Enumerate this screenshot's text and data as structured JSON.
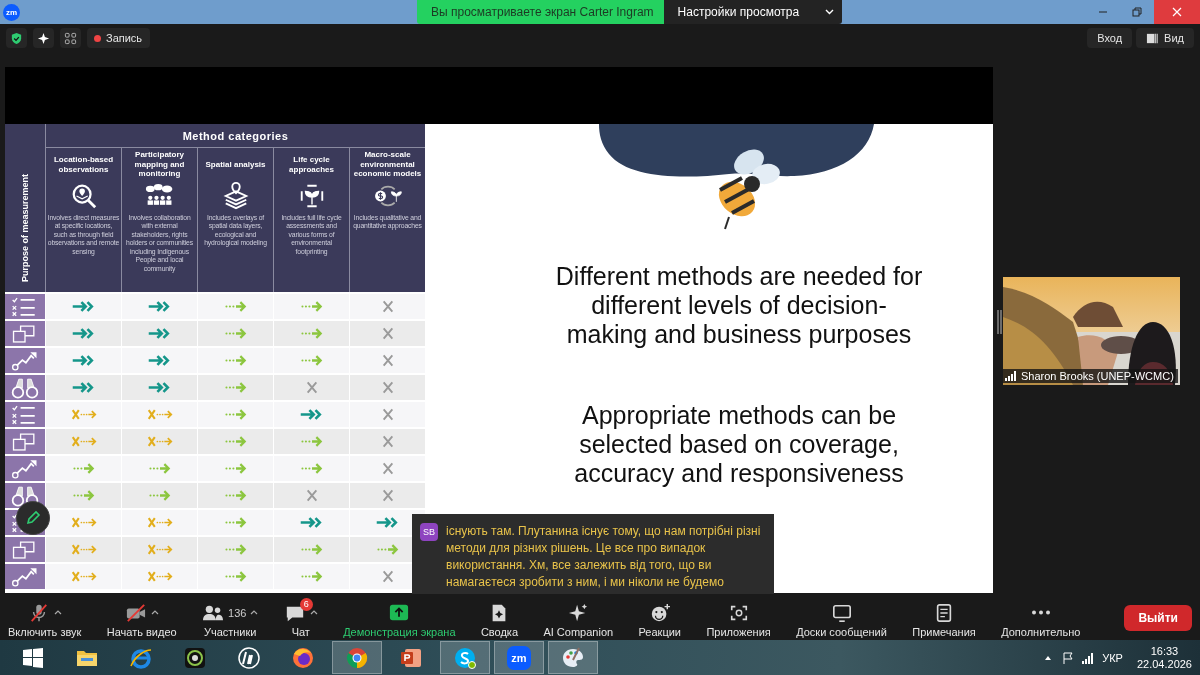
{
  "title_bar": {
    "app_logo": "zm",
    "share_banner": "Вы просматриваете экран Carter Ingram",
    "view_options": "Настройки просмотра"
  },
  "meeting_bar": {
    "record": "Запись",
    "sign_in": "Вход",
    "view": "Вид"
  },
  "slide": {
    "table": {
      "title": "Method categories",
      "row_header": "Purpose of measurement",
      "columns": [
        {
          "kind": "location",
          "title": "Location-based observations",
          "description": "Involves direct measures at specific locations, such as through field observations and remote sensing"
        },
        {
          "kind": "people",
          "title": "Participatory mapping and monitoring",
          "description": "Involves collaboration with external stakeholders, rights holders or communities including Indigenous People and local community"
        },
        {
          "kind": "layers",
          "title": "Spatial analysis",
          "description": "Includes overlays of spatial data layers, ecological and hydrological modeling"
        },
        {
          "kind": "cycle",
          "title": "Life cycle approaches",
          "description": "Includes full life cycle assessments and various forms of environmental footprinting"
        },
        {
          "kind": "money",
          "title": "Macro-scale environmental economic models",
          "description": "Includes qualitative and quantitative approaches"
        }
      ],
      "rows": [
        {
          "kind": "checklist",
          "cells": [
            {
              "kind": "double"
            },
            {
              "kind": "double"
            },
            {
              "kind": "dotted"
            },
            {
              "kind": "dotted"
            },
            {
              "kind": "cross"
            }
          ]
        },
        {
          "kind": "squares",
          "cells": [
            {
              "kind": "double"
            },
            {
              "kind": "double"
            },
            {
              "kind": "dotted"
            },
            {
              "kind": "dotted"
            },
            {
              "kind": "cross"
            }
          ]
        },
        {
          "kind": "trend",
          "cells": [
            {
              "kind": "double"
            },
            {
              "kind": "double"
            },
            {
              "kind": "dotted"
            },
            {
              "kind": "dotted"
            },
            {
              "kind": "cross"
            }
          ]
        },
        {
          "kind": "binoculars",
          "cells": [
            {
              "kind": "double"
            },
            {
              "kind": "double"
            },
            {
              "kind": "dotted"
            },
            {
              "kind": "cross"
            },
            {
              "kind": "cross"
            }
          ]
        },
        {
          "kind": "checklist",
          "cells": [
            {
              "kind": "xdot"
            },
            {
              "kind": "xdot"
            },
            {
              "kind": "dotted"
            },
            {
              "kind": "double"
            },
            {
              "kind": "cross"
            }
          ]
        },
        {
          "kind": "squares",
          "cells": [
            {
              "kind": "xdot"
            },
            {
              "kind": "xdot"
            },
            {
              "kind": "dotted"
            },
            {
              "kind": "dotted"
            },
            {
              "kind": "cross"
            }
          ]
        },
        {
          "kind": "trend",
          "cells": [
            {
              "kind": "dotted"
            },
            {
              "kind": "dotted"
            },
            {
              "kind": "dotted"
            },
            {
              "kind": "dotted"
            },
            {
              "kind": "cross"
            }
          ]
        },
        {
          "kind": "binoculars",
          "cells": [
            {
              "kind": "dotted"
            },
            {
              "kind": "dotted"
            },
            {
              "kind": "dotted"
            },
            {
              "kind": "cross"
            },
            {
              "kind": "cross"
            }
          ]
        },
        {
          "kind": "checklist",
          "cells": [
            {
              "kind": "xdot"
            },
            {
              "kind": "xdot"
            },
            {
              "kind": "dotted"
            },
            {
              "kind": "double"
            },
            {
              "kind": "double"
            }
          ]
        },
        {
          "kind": "squares",
          "cells": [
            {
              "kind": "xdot"
            },
            {
              "kind": "xdot"
            },
            {
              "kind": "dotted"
            },
            {
              "kind": "dotted"
            },
            {
              "kind": "dotted"
            }
          ]
        },
        {
          "kind": "trend",
          "cells": [
            {
              "kind": "xdot"
            },
            {
              "kind": "xdot"
            },
            {
              "kind": "dotted"
            },
            {
              "kind": "dotted"
            },
            {
              "kind": "cross"
            }
          ]
        }
      ]
    },
    "headline": "Different methods are needed for different levels of decision-making and business purposes",
    "subline": "Appropriate methods can be selected based on coverage, accuracy and responsiveness"
  },
  "video": {
    "name": "Sharon Brooks (UNEP-WCMC)"
  },
  "caption": {
    "initials": "SB",
    "text": "існують там. Плутанина існує тому, що нам потрібні різні методи для різних рішень. Це все про випадок використання. Хм, все залежить від того, що ви намагаєтеся зробити з ним, і ми ніколи не будемо"
  },
  "toolbar": {
    "items": [
      {
        "kind": "mic",
        "label": "Включить звук",
        "caret": true,
        "active": false
      },
      {
        "kind": "video",
        "label": "Начать видео",
        "caret": true,
        "active": false
      },
      {
        "kind": "people",
        "label": "Участники",
        "count": "136",
        "caret": true,
        "active": false
      },
      {
        "kind": "chat",
        "label": "Чат",
        "badge": "6",
        "caret": true,
        "active": false
      },
      {
        "kind": "share",
        "label": "Демонстрация экрана",
        "caret": false,
        "active": true
      },
      {
        "kind": "summary",
        "label": "Сводка",
        "caret": false,
        "active": false
      },
      {
        "kind": "ai",
        "label": "AI Companion",
        "caret": false,
        "active": false
      },
      {
        "kind": "reactions",
        "label": "Реакции",
        "caret": false,
        "active": false
      },
      {
        "kind": "apps",
        "label": "Приложения",
        "caret": false,
        "active": false
      },
      {
        "kind": "boards",
        "label": "Доски сообщений",
        "caret": false,
        "active": false
      },
      {
        "kind": "notes",
        "label": "Примечания",
        "caret": false,
        "active": false
      },
      {
        "kind": "more",
        "label": "Дополнительно",
        "caret": false,
        "active": false
      }
    ],
    "leave": "Выйти"
  },
  "taskbar": {
    "apps": [
      {
        "kind": "start",
        "open": false
      },
      {
        "kind": "explorer",
        "open": false
      },
      {
        "kind": "ie",
        "open": false
      },
      {
        "kind": "camera",
        "open": false
      },
      {
        "kind": "hp",
        "open": false
      },
      {
        "kind": "firefox",
        "open": false
      },
      {
        "kind": "chrome",
        "open": true
      },
      {
        "kind": "powerpoint",
        "open": false
      },
      {
        "kind": "skype",
        "open": true
      },
      {
        "kind": "zoom",
        "label": "zm",
        "open": true
      },
      {
        "kind": "paint",
        "open": true
      }
    ],
    "language": "УКР",
    "time": "16:33",
    "date": "22.04.2026"
  }
}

___

Set the pictures aside and transcribe the data above exactly.

# [TASK RESULT]
Enumerate this screenshot's text and data as structured JSON.
{
  "title_bar": {
    "app_logo": "zm",
    "share_banner": "Вы просматриваете экран Carter Ingram",
    "view_options": "Настройки просмотра"
  },
  "meeting_bar": {
    "record": "Запись",
    "sign_in": "Вход",
    "view": "Вид"
  },
  "slide": {
    "table": {
      "title": "Method categories",
      "row_header": "Purpose of measurement",
      "columns": [
        {
          "kind": "location",
          "title": "Location-based observations",
          "description": "Involves direct measures at specific locations, such as through field observations and remote sensing"
        },
        {
          "kind": "people",
          "title": "Participatory mapping and monitoring",
          "description": "Involves collaboration with external stakeholders, rights holders or communities including Indigenous People and local community"
        },
        {
          "kind": "layers",
          "title": "Spatial analysis",
          "description": "Includes overlays of spatial data layers, ecological and hydrological modeling"
        },
        {
          "kind": "cycle",
          "title": "Life cycle approaches",
          "description": "Includes full life cycle assessments and various forms of environmental footprinting"
        },
        {
          "kind": "money",
          "title": "Macro-scale environmental economic models",
          "description": "Includes qualitative and quantitative approaches"
        }
      ],
      "rows": [
        {
          "kind": "checklist",
          "cells": [
            {
              "kind": "double"
            },
            {
              "kind": "double"
            },
            {
              "kind": "dotted"
            },
            {
              "kind": "dotted"
            },
            {
              "kind": "cross"
            }
          ]
        },
        {
          "kind": "squares",
          "cells": [
            {
              "kind": "double"
            },
            {
              "kind": "double"
            },
            {
              "kind": "dotted"
            },
            {
              "kind": "dotted"
            },
            {
              "kind": "cross"
            }
          ]
        },
        {
          "kind": "trend",
          "cells": [
            {
              "kind": "double"
            },
            {
              "kind": "double"
            },
            {
              "kind": "dotted"
            },
            {
              "kind": "dotted"
            },
            {
              "kind": "cross"
            }
          ]
        },
        {
          "kind": "binoculars",
          "cells": [
            {
              "kind": "double"
            },
            {
              "kind": "double"
            },
            {
              "kind": "dotted"
            },
            {
              "kind": "cross"
            },
            {
              "kind": "cross"
            }
          ]
        },
        {
          "kind": "checklist",
          "cells": [
            {
              "kind": "xdot"
            },
            {
              "kind": "xdot"
            },
            {
              "kind": "dotted"
            },
            {
              "kind": "double"
            },
            {
              "kind": "cross"
            }
          ]
        },
        {
          "kind": "squares",
          "cells": [
            {
              "kind": "xdot"
            },
            {
              "kind": "xdot"
            },
            {
              "kind": "dotted"
            },
            {
              "kind": "dotted"
            },
            {
              "kind": "cross"
            }
          ]
        },
        {
          "kind": "trend",
          "cells": [
            {
              "kind": "dotted"
            },
            {
              "kind": "dotted"
            },
            {
              "kind": "dotted"
            },
            {
              "kind": "dotted"
            },
            {
              "kind": "cross"
            }
          ]
        },
        {
          "kind": "binoculars",
          "cells": [
            {
              "kind": "dotted"
            },
            {
              "kind": "dotted"
            },
            {
              "kind": "dotted"
            },
            {
              "kind": "cross"
            },
            {
              "kind": "cross"
            }
          ]
        },
        {
          "kind": "checklist",
          "cells": [
            {
              "kind": "xdot"
            },
            {
              "kind": "xdot"
            },
            {
              "kind": "dotted"
            },
            {
              "kind": "double"
            },
            {
              "kind": "double"
            }
          ]
        },
        {
          "kind": "squares",
          "cells": [
            {
              "kind": "xdot"
            },
            {
              "kind": "xdot"
            },
            {
              "kind": "dotted"
            },
            {
              "kind": "dotted"
            },
            {
              "kind": "dotted"
            }
          ]
        },
        {
          "kind": "trend",
          "cells": [
            {
              "kind": "xdot"
            },
            {
              "kind": "xdot"
            },
            {
              "kind": "dotted"
            },
            {
              "kind": "dotted"
            },
            {
              "kind": "cross"
            }
          ]
        }
      ]
    },
    "headline": "Different methods are needed for different levels of decision-making and business purposes",
    "subline": "Appropriate methods can be selected based on coverage, accuracy and responsiveness"
  },
  "video": {
    "name": "Sharon Brooks (UNEP-WCMC)"
  },
  "caption": {
    "initials": "SB",
    "text": "існують там. Плутанина існує тому, що нам потрібні різні методи для різних рішень. Це все про випадок використання. Хм, все залежить від того, що ви намагаєтеся зробити з ним, і ми ніколи не будемо"
  },
  "toolbar": {
    "items": [
      {
        "kind": "mic",
        "label": "Включить звук",
        "caret": true,
        "active": false
      },
      {
        "kind": "video",
        "label": "Начать видео",
        "caret": true,
        "active": false
      },
      {
        "kind": "people",
        "label": "Участники",
        "count": "136",
        "caret": true,
        "active": false
      },
      {
        "kind": "chat",
        "label": "Чат",
        "badge": "6",
        "caret": true,
        "active": false
      },
      {
        "kind": "share",
        "label": "Демонстрация экрана",
        "caret": false,
        "active": true
      },
      {
        "kind": "summary",
        "label": "Сводка",
        "caret": false,
        "active": false
      },
      {
        "kind": "ai",
        "label": "AI Companion",
        "caret": false,
        "active": false
      },
      {
        "kind": "reactions",
        "label": "Реакции",
        "caret": false,
        "active": false
      },
      {
        "kind": "apps",
        "label": "Приложения",
        "caret": false,
        "active": false
      },
      {
        "kind": "boards",
        "label": "Доски сообщений",
        "caret": false,
        "active": false
      },
      {
        "kind": "notes",
        "label": "Примечания",
        "caret": false,
        "active": false
      },
      {
        "kind": "more",
        "label": "Дополнительно",
        "caret": false,
        "active": false
      }
    ],
    "leave": "Выйти"
  },
  "taskbar": {
    "apps": [
      {
        "kind": "start",
        "open": false
      },
      {
        "kind": "explorer",
        "open": false
      },
      {
        "kind": "ie",
        "open": false
      },
      {
        "kind": "camera",
        "open": false
      },
      {
        "kind": "hp",
        "open": false
      },
      {
        "kind": "firefox",
        "open": false
      },
      {
        "kind": "chrome",
        "open": true
      },
      {
        "kind": "powerpoint",
        "open": false
      },
      {
        "kind": "skype",
        "open": true
      },
      {
        "kind": "zoom",
        "label": "zm",
        "open": true
      },
      {
        "kind": "paint",
        "open": true
      }
    ],
    "language": "УКР",
    "time": "16:33",
    "date": "22.04.2026"
  }
}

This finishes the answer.